Given task >> Look through the data below. Show each line where the string "Pitch" occurs.
************
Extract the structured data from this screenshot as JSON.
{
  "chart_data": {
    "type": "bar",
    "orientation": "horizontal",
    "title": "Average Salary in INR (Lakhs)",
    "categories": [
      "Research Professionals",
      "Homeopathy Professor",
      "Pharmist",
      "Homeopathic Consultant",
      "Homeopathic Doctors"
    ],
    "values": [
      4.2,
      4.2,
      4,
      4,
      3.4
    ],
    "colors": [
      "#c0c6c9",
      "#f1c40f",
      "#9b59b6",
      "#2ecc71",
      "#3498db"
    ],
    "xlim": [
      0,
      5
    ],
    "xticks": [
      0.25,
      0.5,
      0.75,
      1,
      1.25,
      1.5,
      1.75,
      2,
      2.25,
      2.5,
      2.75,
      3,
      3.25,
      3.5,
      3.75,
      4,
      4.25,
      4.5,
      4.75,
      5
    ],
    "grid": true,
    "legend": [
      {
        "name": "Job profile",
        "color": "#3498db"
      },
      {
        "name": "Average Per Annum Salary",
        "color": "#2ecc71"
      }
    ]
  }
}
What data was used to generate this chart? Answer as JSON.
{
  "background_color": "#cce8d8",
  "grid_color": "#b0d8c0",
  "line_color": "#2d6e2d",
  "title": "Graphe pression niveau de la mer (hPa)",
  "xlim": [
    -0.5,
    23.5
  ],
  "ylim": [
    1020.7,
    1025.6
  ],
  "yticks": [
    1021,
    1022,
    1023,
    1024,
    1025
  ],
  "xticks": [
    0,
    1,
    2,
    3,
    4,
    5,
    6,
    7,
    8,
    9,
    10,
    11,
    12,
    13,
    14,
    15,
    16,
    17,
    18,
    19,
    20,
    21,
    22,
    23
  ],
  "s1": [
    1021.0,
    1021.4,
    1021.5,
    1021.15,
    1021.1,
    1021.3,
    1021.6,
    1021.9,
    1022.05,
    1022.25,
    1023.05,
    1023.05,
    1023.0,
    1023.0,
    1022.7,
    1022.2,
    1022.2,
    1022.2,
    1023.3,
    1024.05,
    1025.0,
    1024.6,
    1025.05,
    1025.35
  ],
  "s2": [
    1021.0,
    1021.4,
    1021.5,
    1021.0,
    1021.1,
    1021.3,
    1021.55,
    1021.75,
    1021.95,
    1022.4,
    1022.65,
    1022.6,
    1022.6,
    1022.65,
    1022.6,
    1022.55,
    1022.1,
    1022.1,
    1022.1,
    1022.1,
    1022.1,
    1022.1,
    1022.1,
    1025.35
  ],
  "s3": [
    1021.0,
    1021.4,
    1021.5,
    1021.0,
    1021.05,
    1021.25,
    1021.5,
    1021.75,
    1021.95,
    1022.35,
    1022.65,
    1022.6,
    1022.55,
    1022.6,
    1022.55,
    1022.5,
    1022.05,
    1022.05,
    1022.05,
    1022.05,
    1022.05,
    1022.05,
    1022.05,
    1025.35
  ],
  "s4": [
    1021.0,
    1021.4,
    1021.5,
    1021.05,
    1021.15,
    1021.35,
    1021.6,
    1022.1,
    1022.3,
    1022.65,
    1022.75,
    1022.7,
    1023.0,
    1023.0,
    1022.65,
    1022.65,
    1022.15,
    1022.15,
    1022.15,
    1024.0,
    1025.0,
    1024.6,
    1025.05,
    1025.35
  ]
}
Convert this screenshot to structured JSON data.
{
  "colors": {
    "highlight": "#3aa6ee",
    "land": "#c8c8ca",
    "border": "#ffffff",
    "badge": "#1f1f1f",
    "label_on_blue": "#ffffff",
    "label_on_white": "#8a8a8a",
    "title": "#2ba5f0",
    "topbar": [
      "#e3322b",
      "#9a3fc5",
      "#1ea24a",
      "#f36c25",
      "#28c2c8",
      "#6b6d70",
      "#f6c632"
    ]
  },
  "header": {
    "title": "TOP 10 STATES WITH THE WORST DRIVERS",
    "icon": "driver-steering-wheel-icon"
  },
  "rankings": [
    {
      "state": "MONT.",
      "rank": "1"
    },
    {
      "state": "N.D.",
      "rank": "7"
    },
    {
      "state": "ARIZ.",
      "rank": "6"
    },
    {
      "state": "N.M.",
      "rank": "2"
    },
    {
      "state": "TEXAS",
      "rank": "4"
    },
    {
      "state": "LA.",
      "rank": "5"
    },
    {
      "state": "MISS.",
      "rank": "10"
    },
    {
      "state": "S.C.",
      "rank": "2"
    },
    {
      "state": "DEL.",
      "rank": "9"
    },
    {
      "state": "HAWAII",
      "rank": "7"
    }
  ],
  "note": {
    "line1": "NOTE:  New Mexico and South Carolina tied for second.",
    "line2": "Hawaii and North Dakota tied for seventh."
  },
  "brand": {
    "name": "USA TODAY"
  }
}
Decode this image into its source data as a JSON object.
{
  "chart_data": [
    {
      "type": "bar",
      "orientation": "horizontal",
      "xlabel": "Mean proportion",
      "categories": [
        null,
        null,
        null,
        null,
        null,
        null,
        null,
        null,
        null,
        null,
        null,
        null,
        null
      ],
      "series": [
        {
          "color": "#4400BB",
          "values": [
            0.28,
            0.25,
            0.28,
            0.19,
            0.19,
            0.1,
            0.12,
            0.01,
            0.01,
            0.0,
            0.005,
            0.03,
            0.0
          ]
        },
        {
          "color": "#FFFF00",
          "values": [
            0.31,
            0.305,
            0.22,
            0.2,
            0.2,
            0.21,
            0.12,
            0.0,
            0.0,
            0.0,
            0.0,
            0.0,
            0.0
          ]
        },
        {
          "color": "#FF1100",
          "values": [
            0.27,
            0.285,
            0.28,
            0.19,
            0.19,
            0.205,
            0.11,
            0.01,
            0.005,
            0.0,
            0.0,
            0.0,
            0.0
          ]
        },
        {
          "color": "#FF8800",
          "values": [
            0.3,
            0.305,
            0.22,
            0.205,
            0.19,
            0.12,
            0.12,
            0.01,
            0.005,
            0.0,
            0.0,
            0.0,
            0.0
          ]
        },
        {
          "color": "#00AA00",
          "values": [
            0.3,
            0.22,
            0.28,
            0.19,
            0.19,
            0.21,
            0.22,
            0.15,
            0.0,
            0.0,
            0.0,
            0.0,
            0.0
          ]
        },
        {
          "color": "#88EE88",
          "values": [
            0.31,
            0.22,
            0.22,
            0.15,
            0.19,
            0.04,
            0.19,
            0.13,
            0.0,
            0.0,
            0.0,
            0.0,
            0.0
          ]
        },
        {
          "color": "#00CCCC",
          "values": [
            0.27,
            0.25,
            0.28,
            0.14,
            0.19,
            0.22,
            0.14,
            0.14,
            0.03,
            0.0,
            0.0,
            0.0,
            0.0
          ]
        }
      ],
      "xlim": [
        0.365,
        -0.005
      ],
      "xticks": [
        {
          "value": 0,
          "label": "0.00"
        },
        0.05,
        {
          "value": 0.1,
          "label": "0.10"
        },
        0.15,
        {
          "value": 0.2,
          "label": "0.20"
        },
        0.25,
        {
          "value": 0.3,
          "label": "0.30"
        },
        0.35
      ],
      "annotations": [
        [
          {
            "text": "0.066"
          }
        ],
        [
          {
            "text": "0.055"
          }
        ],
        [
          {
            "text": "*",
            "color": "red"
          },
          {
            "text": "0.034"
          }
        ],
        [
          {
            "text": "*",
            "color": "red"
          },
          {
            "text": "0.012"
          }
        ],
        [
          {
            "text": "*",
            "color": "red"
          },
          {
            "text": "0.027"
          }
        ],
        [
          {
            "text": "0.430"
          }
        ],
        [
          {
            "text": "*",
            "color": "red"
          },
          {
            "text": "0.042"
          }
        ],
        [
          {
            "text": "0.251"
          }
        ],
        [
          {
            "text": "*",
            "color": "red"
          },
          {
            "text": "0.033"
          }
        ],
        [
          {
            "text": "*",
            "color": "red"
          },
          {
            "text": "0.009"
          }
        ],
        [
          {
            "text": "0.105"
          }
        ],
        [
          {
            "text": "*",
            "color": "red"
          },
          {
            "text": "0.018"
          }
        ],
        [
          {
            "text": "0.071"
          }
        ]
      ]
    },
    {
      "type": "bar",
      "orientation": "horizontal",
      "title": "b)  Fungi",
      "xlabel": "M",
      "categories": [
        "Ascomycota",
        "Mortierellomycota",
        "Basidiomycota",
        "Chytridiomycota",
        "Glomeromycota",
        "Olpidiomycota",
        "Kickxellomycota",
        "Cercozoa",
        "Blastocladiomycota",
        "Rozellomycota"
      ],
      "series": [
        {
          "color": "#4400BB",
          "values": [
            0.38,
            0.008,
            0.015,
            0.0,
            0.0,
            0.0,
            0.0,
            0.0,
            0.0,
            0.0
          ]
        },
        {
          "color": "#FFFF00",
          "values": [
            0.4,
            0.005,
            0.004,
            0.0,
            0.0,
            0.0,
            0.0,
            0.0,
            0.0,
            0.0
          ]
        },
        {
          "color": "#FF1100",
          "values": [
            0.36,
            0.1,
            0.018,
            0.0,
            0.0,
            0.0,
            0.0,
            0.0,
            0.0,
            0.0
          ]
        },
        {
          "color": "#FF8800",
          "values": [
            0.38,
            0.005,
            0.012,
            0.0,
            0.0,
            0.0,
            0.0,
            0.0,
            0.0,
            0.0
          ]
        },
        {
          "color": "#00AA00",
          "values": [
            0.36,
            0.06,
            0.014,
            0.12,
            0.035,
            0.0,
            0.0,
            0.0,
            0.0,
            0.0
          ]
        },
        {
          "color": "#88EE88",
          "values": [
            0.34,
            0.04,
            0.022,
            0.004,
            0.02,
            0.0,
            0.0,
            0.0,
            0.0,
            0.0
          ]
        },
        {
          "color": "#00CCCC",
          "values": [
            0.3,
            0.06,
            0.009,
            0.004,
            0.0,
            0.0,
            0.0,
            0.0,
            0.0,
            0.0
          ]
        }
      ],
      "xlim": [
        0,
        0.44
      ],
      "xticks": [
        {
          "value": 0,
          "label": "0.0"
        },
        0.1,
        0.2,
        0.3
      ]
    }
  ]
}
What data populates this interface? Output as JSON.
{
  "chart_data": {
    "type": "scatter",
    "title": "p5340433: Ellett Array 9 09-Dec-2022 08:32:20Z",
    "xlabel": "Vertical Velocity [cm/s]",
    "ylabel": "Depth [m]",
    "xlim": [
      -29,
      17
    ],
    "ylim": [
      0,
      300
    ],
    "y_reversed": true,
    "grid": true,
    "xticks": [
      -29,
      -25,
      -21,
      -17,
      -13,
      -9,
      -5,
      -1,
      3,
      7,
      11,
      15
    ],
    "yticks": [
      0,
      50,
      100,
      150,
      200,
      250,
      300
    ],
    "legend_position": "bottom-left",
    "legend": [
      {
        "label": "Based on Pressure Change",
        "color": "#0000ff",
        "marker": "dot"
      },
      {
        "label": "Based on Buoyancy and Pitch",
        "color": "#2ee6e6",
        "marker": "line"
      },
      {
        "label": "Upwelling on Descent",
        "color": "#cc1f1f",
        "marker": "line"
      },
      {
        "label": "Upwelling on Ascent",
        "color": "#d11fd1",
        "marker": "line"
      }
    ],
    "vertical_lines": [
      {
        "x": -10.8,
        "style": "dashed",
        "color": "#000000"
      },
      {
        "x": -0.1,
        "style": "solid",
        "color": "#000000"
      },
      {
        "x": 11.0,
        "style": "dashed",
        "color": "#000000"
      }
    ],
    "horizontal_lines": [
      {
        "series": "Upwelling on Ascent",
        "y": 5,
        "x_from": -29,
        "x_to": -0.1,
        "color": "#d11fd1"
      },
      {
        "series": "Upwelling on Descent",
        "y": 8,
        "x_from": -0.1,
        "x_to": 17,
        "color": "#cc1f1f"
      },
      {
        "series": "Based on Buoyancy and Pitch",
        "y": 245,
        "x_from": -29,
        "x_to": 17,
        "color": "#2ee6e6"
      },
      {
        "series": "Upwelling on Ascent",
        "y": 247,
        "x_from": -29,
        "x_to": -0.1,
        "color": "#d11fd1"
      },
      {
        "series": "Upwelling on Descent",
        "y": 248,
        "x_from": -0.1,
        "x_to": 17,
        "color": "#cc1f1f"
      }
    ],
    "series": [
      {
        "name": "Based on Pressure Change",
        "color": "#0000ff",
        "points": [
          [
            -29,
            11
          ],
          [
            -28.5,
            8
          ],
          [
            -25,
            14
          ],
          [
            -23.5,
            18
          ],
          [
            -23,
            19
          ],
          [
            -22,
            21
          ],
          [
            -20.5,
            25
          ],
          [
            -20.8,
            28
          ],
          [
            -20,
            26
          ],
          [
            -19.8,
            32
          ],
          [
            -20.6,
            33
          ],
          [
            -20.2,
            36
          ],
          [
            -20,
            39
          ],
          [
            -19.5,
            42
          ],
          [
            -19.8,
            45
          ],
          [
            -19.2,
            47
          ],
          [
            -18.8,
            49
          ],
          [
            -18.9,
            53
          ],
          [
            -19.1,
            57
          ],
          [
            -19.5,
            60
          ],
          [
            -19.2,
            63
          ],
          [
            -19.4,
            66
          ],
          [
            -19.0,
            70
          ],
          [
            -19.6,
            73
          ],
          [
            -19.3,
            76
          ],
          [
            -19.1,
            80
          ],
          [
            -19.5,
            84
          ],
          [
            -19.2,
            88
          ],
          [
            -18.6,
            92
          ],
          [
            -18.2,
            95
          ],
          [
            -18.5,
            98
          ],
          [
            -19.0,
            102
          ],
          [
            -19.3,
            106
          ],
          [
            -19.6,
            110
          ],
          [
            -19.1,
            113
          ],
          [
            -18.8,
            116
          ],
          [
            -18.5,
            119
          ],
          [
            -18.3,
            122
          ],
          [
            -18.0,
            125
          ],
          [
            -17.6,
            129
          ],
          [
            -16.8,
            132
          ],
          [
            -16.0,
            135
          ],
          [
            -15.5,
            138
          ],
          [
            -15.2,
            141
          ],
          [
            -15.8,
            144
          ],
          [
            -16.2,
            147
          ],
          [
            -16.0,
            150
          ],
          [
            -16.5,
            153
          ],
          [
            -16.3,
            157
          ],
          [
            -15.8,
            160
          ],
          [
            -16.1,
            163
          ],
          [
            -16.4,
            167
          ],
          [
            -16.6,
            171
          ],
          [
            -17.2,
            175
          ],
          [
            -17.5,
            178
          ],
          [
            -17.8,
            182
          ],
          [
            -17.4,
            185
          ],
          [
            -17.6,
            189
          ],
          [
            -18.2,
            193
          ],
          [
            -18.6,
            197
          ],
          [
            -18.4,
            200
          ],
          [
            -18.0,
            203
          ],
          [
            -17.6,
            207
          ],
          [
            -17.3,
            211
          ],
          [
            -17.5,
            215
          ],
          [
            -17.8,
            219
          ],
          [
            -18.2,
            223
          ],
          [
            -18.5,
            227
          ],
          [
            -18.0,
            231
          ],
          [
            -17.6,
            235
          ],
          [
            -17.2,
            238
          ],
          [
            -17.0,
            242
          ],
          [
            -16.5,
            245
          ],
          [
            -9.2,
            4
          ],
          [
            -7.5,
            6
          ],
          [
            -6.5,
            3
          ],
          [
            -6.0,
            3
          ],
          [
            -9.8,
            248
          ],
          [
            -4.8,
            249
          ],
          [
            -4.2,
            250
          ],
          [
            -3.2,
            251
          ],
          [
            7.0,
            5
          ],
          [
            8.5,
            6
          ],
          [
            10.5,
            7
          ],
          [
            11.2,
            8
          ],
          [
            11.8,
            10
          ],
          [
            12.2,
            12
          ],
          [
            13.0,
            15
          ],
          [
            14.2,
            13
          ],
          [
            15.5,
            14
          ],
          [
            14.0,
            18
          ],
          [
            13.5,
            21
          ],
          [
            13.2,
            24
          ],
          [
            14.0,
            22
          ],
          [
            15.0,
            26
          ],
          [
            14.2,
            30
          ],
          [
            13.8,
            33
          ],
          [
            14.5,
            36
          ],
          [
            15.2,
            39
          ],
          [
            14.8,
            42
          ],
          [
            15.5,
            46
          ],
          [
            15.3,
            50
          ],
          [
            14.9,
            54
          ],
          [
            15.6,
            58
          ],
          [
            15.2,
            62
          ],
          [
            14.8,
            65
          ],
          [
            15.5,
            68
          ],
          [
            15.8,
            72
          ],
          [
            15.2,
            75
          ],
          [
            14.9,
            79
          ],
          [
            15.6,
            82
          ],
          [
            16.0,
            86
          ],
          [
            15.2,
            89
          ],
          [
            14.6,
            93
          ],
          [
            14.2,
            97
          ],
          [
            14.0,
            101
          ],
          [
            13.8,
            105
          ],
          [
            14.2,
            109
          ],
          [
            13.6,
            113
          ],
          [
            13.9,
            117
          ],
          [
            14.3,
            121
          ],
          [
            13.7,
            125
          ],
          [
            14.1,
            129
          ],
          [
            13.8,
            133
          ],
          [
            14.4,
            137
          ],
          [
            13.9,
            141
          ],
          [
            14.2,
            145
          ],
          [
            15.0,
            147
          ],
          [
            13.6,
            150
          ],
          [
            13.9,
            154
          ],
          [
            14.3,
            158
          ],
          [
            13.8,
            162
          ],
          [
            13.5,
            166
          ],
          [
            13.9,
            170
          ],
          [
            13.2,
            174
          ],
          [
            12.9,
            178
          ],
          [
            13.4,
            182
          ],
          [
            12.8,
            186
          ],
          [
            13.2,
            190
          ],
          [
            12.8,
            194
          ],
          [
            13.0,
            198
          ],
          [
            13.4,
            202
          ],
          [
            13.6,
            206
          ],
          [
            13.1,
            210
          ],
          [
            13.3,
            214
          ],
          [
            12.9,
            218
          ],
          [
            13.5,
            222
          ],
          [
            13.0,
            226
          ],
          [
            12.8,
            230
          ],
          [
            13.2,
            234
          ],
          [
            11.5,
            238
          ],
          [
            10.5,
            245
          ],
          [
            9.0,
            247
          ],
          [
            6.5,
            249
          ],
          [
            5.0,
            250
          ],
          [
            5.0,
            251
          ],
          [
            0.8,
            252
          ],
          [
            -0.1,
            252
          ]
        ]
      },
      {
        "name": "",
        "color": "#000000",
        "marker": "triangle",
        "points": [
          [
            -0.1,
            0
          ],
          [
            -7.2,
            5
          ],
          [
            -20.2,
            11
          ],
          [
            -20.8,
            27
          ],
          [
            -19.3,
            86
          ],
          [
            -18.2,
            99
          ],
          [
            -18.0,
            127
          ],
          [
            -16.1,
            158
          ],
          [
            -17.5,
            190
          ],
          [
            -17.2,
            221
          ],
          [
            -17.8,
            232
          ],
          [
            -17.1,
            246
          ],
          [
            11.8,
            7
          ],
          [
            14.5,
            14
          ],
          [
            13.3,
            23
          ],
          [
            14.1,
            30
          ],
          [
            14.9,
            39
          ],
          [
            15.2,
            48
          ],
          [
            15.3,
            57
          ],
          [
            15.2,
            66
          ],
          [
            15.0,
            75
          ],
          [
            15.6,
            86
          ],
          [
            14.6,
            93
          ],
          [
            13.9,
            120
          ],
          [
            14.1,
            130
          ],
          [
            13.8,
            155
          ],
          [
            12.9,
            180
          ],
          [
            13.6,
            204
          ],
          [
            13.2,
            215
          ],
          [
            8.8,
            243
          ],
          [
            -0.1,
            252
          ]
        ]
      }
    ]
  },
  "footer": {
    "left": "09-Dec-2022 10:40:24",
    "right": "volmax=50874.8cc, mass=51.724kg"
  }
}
************
The answer >>
        "label": "Based on Buoyancy and Pitch",
        "series": "Based on Buoyancy and Pitch",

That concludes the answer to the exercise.